Copy out every line of the records where the string "vragen" occurs.

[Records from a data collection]
+++

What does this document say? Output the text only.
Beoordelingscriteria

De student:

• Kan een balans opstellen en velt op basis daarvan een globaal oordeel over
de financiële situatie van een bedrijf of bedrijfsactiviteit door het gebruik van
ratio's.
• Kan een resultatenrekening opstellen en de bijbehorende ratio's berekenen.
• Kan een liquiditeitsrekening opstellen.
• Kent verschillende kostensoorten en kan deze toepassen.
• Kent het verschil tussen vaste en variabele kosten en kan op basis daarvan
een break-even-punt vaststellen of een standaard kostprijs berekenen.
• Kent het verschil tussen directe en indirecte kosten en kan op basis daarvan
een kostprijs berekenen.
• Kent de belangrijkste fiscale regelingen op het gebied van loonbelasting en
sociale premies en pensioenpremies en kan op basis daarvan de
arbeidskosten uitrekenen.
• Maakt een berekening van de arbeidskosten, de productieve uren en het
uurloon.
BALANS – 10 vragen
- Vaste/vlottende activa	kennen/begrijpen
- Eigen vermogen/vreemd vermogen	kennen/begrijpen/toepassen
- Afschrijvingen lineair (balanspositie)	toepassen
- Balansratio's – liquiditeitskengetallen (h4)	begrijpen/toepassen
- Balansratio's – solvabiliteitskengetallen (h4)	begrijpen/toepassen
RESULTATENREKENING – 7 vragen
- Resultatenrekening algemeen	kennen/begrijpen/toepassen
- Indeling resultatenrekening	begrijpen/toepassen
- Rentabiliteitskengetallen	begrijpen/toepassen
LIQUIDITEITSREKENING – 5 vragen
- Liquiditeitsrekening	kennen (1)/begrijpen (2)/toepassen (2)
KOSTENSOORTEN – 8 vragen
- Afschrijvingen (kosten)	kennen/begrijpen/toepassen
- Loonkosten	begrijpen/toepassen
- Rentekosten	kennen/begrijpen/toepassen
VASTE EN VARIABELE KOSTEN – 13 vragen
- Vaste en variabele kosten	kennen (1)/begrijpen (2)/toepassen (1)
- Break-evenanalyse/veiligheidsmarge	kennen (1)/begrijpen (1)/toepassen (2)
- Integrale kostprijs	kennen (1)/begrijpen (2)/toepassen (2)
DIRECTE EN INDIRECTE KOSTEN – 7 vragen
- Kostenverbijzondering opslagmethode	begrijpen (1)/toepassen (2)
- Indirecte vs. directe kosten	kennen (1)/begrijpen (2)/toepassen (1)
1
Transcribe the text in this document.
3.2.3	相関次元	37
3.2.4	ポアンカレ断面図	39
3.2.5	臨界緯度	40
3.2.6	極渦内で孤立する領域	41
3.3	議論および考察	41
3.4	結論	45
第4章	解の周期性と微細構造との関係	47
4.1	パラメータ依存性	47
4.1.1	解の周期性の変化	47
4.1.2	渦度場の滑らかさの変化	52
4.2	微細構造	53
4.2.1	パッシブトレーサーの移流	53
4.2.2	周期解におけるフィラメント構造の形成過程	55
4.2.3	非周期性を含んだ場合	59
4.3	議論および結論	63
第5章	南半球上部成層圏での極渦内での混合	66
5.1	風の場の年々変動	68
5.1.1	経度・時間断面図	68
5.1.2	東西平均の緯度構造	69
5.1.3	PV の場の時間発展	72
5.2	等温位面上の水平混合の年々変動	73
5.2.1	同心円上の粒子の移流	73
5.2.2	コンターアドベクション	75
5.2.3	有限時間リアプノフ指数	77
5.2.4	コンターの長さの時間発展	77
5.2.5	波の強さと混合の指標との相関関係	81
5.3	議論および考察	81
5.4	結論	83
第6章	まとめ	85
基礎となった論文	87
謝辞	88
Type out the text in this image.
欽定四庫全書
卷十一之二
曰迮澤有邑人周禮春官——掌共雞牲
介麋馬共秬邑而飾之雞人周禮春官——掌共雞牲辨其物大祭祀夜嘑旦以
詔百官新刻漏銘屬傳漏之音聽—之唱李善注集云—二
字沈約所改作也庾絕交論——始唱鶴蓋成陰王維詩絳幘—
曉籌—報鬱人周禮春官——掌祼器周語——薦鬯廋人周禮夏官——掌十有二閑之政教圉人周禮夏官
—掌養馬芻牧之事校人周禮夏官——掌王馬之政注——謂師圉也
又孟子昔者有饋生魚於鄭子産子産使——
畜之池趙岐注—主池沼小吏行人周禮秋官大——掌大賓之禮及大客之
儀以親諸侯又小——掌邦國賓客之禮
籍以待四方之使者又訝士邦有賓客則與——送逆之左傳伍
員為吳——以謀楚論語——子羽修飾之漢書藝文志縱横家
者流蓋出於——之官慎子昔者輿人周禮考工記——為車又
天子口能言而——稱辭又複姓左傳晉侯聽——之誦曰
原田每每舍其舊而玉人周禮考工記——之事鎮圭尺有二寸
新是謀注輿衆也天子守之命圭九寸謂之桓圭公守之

+++

**Task response:**
BALANS – 10 vragen
RESULTATENREKENING – 7 vragen
LIQUIDITEITSREKENING – 5 vragen
KOSTENSOORTEN – 8 vragen
VASTE EN VARIABELE KOSTEN – 13 vragen
DIRECTE EN INDIRECTE KOSTEN – 7 vragen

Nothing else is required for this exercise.